• _THE EXERCISE_
Count every line that has the word "slope" in it; give no more than the number.

• _Dataset entries on figures_
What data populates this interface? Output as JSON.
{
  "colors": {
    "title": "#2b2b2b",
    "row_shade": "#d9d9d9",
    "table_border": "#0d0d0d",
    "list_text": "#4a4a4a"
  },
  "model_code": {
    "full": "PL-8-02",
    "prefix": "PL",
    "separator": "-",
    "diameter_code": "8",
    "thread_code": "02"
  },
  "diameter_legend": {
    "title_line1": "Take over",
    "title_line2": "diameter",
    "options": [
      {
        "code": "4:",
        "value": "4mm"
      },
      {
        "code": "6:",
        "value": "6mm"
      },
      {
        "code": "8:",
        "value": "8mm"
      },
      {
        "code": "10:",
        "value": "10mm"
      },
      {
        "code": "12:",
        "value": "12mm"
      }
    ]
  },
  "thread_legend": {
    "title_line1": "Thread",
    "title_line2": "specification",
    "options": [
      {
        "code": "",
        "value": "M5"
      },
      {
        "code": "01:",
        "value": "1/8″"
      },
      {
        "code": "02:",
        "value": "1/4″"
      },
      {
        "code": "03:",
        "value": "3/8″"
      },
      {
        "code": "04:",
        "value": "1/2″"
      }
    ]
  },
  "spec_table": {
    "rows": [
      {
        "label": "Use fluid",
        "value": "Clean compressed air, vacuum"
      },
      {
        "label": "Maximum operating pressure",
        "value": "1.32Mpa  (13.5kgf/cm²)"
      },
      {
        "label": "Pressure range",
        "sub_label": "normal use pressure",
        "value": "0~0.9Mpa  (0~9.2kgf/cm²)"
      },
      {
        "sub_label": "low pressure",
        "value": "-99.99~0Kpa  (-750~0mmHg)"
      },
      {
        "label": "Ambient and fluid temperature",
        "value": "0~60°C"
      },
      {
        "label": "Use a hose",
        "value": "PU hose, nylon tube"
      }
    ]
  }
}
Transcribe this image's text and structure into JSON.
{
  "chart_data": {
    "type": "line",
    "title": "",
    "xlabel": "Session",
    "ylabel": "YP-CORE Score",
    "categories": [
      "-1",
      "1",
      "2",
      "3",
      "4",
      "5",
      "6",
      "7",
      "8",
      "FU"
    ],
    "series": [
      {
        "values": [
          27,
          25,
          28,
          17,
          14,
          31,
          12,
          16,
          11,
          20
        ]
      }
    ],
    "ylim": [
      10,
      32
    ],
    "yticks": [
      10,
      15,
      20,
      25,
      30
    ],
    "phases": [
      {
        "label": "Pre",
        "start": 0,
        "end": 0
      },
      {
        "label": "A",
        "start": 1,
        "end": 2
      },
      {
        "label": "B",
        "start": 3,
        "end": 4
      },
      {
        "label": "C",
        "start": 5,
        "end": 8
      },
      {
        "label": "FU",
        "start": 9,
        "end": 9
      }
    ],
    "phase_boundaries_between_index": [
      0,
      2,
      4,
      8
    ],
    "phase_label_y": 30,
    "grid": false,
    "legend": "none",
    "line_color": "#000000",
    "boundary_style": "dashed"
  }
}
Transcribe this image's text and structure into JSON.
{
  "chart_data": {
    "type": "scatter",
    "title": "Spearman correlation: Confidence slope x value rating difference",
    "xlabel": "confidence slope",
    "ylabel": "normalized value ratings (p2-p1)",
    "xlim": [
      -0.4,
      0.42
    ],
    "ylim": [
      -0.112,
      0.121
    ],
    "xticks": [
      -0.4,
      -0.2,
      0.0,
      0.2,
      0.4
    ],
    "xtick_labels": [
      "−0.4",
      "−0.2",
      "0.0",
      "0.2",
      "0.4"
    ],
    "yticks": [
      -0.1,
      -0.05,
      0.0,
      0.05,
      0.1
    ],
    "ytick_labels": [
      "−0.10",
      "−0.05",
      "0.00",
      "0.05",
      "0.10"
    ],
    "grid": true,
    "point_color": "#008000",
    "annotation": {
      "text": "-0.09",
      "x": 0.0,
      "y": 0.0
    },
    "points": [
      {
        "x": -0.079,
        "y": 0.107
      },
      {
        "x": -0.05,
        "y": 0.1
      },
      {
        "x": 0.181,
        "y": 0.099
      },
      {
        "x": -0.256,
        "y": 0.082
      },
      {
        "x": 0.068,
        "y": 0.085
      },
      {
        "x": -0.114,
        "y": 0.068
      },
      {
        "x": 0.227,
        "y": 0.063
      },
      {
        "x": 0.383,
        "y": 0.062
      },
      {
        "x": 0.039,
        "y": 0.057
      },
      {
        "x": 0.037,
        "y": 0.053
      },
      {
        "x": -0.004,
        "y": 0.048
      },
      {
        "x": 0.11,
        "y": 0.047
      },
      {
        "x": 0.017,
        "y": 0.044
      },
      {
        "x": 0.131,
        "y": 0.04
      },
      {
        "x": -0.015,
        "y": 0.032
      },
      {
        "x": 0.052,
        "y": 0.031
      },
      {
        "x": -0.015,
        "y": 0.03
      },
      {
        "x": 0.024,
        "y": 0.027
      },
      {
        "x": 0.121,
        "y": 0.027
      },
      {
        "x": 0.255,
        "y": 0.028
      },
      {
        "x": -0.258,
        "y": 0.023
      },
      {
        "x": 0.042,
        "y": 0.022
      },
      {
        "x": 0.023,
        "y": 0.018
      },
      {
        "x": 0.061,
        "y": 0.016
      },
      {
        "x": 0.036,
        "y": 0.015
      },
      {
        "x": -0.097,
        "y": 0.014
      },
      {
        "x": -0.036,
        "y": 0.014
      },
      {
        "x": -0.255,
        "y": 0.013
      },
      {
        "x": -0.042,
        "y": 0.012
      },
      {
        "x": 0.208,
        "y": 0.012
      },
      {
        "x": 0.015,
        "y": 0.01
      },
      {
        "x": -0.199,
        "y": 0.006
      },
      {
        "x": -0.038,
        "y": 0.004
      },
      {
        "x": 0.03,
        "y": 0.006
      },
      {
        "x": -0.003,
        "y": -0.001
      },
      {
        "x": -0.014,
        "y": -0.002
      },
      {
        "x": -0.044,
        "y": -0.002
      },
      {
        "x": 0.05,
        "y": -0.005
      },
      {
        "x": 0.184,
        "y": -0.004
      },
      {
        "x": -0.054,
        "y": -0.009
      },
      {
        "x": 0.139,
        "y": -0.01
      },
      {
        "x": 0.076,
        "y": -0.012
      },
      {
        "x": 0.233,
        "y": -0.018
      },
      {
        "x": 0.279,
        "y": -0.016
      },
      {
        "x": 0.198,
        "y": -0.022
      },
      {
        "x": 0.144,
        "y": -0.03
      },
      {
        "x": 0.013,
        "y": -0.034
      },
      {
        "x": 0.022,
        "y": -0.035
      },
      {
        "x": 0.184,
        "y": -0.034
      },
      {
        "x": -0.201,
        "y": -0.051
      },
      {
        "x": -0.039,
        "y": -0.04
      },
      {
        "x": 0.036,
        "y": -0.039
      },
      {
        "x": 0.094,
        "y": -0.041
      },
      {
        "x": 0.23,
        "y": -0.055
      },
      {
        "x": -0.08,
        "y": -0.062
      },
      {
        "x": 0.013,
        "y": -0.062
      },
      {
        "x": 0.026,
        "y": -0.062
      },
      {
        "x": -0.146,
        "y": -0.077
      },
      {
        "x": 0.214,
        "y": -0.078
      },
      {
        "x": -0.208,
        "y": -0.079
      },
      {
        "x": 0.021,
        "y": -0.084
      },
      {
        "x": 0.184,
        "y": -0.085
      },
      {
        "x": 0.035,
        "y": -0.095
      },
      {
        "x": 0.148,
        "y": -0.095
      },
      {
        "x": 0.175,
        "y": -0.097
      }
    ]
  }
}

• _ANSWER TO THIS PROBLEM_
2